-- Start Data in this exercise --

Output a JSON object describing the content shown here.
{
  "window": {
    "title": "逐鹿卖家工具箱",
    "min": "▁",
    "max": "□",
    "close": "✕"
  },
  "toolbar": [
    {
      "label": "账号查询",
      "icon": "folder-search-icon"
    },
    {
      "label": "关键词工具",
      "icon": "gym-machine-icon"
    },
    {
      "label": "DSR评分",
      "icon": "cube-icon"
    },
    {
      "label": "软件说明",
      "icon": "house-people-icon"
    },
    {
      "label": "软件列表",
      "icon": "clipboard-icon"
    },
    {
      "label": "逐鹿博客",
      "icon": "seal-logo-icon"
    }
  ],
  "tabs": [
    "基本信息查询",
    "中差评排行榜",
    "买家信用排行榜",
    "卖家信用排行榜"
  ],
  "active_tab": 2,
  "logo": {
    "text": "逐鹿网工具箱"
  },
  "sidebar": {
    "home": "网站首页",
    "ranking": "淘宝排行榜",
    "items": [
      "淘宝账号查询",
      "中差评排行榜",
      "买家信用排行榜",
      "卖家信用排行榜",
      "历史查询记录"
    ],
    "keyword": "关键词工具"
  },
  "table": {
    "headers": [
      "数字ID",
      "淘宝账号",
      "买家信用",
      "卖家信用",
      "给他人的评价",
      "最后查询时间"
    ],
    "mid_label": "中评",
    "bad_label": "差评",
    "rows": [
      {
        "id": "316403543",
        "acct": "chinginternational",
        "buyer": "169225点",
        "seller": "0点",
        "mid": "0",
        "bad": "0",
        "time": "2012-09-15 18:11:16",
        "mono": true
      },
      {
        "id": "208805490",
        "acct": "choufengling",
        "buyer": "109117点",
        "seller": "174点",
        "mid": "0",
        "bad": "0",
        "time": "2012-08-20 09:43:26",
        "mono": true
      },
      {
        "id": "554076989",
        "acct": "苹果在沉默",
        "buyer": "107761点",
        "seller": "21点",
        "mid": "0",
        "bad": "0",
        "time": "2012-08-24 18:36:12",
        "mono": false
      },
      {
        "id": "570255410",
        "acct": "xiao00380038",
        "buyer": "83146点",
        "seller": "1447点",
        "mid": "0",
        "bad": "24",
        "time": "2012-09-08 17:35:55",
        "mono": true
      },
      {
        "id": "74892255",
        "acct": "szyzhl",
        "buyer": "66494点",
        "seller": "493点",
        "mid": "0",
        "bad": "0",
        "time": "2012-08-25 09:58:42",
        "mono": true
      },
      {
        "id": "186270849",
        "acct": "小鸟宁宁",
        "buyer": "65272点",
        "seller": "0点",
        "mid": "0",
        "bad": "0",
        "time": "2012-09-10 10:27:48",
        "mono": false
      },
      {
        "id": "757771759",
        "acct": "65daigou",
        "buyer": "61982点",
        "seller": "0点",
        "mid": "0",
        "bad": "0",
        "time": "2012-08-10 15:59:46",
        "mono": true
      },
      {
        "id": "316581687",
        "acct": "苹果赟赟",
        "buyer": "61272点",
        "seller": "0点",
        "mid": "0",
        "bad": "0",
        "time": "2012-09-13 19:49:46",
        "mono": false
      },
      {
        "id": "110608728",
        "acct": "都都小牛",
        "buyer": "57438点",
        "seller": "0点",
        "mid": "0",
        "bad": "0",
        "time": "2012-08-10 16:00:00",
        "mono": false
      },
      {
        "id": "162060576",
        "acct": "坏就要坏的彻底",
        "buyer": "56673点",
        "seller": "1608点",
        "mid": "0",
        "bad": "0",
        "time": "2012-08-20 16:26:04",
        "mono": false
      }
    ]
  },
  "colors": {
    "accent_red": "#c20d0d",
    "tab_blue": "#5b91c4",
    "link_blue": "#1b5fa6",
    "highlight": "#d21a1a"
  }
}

-- End Data in this exercise --

Identify each line of the material where the word "acct" shows up, and copy it.

        "acct": "chinginternational",
        "acct": "choufengling",
        "acct": "苹果在沉默",
        "acct": "xiao00380038",
        "acct": "szyzhl",
        "acct": "小鸟宁宁",
        "acct": "65daigou",
        "acct": "苹果赟赟",
        "acct": "都都小牛",
        "acct": "坏就要坏的彻底",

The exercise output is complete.